= Job =
Which lines below hold the word "MACHALI"? Copy all of them.

= Material for this task =
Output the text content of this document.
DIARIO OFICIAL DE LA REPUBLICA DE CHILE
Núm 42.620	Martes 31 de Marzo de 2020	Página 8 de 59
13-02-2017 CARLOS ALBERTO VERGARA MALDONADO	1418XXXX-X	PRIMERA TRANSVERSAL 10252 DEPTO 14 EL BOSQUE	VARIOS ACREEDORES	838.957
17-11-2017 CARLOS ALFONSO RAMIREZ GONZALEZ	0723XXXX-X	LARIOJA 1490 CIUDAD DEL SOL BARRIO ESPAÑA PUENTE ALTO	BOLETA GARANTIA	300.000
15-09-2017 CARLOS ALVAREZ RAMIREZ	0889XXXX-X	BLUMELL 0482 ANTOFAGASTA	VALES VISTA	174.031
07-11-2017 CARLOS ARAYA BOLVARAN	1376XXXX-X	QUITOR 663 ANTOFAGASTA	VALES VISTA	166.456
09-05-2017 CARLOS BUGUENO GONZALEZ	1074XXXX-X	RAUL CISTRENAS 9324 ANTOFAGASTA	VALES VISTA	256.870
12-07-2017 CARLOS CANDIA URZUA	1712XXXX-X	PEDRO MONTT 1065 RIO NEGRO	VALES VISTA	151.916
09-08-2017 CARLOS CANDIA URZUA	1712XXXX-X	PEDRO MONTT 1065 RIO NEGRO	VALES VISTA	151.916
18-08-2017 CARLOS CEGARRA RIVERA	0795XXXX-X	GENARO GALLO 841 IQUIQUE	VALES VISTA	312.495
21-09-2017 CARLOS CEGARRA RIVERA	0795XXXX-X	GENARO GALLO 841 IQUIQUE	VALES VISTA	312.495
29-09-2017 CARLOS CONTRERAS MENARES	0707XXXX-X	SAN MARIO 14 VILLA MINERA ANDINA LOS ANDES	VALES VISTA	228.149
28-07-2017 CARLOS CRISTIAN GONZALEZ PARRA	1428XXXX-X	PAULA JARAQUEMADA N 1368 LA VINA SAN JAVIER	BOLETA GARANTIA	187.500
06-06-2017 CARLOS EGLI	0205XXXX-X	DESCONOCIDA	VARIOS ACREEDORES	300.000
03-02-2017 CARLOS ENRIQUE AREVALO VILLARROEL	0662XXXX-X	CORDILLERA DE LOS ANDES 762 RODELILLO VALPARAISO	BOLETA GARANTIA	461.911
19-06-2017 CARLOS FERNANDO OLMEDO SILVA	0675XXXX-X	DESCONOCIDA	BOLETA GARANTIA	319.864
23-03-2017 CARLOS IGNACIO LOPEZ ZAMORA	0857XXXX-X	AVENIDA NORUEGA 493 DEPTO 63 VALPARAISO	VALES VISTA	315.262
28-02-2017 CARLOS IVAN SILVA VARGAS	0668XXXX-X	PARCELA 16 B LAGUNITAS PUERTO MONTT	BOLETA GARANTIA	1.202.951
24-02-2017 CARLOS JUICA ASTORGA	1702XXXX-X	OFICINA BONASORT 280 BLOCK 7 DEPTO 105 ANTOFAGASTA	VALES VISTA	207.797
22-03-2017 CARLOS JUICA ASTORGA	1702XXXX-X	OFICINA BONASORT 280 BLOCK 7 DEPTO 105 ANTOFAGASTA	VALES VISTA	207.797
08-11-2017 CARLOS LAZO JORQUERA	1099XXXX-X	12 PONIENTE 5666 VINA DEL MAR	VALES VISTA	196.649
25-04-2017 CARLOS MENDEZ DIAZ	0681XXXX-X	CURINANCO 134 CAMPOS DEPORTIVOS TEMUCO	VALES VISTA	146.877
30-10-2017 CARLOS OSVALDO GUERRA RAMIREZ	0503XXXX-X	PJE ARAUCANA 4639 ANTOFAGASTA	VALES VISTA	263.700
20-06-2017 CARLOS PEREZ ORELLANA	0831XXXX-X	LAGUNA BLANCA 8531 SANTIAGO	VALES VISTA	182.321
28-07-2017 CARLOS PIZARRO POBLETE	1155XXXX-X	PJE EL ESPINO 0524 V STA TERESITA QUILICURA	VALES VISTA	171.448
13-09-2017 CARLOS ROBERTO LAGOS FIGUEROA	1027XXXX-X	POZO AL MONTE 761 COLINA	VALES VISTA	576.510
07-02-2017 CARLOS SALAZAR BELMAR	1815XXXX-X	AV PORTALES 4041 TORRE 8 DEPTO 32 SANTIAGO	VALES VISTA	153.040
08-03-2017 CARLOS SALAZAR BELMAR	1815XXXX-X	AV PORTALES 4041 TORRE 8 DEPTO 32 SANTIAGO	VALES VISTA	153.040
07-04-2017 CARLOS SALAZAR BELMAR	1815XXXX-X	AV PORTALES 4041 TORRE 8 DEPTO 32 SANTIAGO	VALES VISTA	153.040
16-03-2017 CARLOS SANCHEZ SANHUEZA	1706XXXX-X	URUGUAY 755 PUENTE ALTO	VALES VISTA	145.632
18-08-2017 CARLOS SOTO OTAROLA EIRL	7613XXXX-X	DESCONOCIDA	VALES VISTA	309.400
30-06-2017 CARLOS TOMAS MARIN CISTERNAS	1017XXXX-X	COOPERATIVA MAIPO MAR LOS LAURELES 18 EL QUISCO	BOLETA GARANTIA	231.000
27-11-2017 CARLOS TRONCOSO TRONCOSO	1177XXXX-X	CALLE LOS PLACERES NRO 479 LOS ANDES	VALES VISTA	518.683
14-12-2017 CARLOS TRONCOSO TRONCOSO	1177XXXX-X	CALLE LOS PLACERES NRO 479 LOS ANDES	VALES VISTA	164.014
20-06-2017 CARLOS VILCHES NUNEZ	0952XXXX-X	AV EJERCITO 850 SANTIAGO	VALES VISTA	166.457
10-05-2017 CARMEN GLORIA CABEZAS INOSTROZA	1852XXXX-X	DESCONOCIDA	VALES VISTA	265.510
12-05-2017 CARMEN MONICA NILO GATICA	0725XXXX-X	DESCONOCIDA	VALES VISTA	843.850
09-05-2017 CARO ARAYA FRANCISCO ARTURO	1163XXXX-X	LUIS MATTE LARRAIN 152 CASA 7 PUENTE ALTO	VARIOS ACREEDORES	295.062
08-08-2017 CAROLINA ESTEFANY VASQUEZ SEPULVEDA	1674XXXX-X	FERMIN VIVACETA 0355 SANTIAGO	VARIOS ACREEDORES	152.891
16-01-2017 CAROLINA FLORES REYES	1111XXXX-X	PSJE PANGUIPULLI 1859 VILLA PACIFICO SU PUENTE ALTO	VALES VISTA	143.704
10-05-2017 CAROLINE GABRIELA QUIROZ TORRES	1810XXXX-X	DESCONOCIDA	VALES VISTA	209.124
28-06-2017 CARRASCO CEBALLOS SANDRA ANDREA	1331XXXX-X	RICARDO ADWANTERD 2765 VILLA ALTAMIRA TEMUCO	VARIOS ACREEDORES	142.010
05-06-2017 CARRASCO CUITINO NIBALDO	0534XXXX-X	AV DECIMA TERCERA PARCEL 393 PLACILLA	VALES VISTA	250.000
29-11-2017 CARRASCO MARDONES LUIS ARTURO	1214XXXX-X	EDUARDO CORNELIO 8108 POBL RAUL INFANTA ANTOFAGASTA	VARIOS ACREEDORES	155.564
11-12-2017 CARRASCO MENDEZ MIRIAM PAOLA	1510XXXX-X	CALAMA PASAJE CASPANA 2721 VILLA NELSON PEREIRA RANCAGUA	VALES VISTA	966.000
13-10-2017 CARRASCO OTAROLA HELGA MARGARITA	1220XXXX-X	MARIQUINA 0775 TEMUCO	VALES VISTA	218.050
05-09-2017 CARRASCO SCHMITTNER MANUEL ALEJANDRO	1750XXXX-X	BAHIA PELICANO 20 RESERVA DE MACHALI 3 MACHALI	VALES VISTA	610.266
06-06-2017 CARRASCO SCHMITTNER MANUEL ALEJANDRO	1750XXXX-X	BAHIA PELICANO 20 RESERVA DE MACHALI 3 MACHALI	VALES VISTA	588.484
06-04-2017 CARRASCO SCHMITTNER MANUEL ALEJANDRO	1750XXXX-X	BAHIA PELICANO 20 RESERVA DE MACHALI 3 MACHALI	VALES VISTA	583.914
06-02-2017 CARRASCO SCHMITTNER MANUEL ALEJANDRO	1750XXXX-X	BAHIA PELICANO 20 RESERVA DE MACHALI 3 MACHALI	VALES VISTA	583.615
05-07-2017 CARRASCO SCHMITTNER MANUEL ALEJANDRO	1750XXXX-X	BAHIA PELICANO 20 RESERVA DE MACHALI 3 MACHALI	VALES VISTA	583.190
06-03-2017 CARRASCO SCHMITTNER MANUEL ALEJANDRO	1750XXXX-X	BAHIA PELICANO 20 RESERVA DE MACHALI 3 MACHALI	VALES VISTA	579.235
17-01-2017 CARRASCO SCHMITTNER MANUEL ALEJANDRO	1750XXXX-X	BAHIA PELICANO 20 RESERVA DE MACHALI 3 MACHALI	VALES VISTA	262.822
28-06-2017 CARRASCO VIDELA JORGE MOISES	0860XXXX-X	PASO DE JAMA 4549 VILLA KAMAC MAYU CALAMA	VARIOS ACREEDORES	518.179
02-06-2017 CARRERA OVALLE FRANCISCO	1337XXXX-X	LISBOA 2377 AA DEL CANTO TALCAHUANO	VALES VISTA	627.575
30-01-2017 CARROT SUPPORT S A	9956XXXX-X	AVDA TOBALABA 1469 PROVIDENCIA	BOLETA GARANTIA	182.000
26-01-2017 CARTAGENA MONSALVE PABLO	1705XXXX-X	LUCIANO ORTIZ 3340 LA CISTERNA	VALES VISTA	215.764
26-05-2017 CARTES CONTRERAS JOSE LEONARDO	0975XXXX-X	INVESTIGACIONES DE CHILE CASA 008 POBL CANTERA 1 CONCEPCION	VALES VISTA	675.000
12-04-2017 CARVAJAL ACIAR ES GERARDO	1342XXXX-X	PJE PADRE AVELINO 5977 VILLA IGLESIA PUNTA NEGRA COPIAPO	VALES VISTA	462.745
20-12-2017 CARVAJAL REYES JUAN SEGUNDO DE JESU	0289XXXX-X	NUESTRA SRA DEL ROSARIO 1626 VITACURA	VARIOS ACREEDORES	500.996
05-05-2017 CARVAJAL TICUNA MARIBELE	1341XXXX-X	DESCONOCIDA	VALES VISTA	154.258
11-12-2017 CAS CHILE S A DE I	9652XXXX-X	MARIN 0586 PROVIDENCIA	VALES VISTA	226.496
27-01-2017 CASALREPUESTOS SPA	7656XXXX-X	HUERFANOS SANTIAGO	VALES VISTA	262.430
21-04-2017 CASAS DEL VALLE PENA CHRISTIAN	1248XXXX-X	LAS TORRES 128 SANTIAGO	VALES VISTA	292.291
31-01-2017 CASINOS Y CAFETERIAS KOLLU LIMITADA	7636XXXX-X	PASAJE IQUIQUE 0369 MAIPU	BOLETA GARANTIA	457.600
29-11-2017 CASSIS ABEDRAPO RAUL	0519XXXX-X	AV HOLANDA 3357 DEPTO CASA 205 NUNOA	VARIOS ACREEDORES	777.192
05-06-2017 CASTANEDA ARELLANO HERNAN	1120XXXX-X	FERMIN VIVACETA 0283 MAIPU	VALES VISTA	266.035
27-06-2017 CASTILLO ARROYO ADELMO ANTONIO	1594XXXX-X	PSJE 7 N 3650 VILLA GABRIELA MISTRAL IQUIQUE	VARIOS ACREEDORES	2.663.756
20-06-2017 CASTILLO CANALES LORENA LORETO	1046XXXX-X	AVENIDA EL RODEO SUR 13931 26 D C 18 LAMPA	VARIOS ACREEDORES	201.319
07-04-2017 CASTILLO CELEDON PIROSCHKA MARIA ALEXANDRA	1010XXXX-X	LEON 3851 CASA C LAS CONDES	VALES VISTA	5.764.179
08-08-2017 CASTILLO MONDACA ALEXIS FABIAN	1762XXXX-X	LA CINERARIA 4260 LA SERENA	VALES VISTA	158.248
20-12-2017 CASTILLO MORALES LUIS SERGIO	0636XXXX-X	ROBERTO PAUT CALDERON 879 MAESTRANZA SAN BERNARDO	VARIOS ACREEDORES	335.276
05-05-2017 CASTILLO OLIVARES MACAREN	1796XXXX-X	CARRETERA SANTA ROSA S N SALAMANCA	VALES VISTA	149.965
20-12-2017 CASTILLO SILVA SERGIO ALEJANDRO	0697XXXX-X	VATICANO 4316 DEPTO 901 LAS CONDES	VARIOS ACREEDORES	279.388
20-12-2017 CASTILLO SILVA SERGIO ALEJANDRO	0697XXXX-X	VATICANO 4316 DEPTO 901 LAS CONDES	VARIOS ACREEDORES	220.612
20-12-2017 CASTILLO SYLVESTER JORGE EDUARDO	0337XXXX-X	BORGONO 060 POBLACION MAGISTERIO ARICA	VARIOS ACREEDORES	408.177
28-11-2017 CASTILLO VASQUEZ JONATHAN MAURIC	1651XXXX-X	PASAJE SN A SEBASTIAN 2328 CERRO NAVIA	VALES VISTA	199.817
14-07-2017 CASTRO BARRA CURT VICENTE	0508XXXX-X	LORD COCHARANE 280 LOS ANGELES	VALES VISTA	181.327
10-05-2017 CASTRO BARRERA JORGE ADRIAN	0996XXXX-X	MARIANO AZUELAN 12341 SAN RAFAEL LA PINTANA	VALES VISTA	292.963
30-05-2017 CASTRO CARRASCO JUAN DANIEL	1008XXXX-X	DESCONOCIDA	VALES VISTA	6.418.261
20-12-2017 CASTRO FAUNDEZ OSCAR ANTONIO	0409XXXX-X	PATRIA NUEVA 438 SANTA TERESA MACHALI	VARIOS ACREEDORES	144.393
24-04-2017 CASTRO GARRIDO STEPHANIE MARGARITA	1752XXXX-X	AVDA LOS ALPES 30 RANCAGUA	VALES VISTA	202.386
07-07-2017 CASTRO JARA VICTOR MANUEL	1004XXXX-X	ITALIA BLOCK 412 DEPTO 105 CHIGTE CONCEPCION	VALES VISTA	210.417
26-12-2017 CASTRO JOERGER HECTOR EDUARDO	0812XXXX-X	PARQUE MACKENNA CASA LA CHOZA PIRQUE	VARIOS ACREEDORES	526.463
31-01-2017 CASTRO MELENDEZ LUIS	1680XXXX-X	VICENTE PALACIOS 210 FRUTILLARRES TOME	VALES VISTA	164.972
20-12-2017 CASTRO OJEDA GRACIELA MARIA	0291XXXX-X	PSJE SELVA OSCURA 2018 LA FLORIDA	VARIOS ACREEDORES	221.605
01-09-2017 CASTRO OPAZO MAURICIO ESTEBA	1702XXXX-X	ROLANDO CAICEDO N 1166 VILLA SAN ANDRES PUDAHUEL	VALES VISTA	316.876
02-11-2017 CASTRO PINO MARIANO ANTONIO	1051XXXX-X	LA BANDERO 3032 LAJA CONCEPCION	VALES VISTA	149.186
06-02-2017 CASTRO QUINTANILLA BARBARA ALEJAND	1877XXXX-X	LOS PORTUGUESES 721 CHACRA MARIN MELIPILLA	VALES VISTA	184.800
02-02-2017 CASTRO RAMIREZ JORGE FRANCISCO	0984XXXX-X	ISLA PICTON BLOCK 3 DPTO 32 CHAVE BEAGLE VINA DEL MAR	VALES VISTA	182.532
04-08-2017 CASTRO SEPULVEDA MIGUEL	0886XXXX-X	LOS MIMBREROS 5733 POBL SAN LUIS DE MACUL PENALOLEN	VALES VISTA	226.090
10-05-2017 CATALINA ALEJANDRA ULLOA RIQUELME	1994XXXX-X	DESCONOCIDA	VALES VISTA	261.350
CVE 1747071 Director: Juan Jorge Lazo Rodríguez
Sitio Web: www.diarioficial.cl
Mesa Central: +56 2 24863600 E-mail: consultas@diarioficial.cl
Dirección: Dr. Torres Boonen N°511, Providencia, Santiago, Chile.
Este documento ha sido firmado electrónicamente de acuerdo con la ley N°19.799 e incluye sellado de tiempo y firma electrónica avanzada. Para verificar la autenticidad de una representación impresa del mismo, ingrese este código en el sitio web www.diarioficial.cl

= Answer to the problem =
05-09-2017 CARRASCO SCHMITTNER MANUEL ALEJANDRO	1750XXXX-X	BAHIA PELICANO 20 RESERVA DE MACHALI 3 MACHALI	VALES VISTA	610.266
06-06-2017 CARRASCO SCHMITTNER MANUEL ALEJANDRO	1750XXXX-X	BAHIA PELICANO 20 RESERVA DE MACHALI 3 MACHALI	VALES VISTA	588.484
06-04-2017 CARRASCO SCHMITTNER MANUEL ALEJANDRO	1750XXXX-X	BAHIA PELICANO 20 RESERVA DE MACHALI 3 MACHALI	VALES VISTA	583.914
06-02-2017 CARRASCO SCHMITTNER MANUEL ALEJANDRO	1750XXXX-X	BAHIA PELICANO 20 RESERVA DE MACHALI 3 MACHALI	VALES VISTA	583.615
05-07-2017 CARRASCO SCHMITTNER MANUEL ALEJANDRO	1750XXXX-X	BAHIA PELICANO 20 RESERVA DE MACHALI 3 MACHALI	VALES VISTA	583.190
06-03-2017 CARRASCO SCHMITTNER MANUEL ALEJANDRO	1750XXXX-X	BAHIA PELICANO 20 RESERVA DE MACHALI 3 MACHALI	VALES VISTA	579.235
17-01-2017 CARRASCO SCHMITTNER MANUEL ALEJANDRO	1750XXXX-X	BAHIA PELICANO 20 RESERVA DE MACHALI 3 MACHALI	VALES VISTA	262.822
20-12-2017 CASTRO FAUNDEZ OSCAR ANTONIO	0409XXXX-X	PATRIA NUEVA 438 SANTA TERESA MACHALI	VARIOS ACREEDORES	144.393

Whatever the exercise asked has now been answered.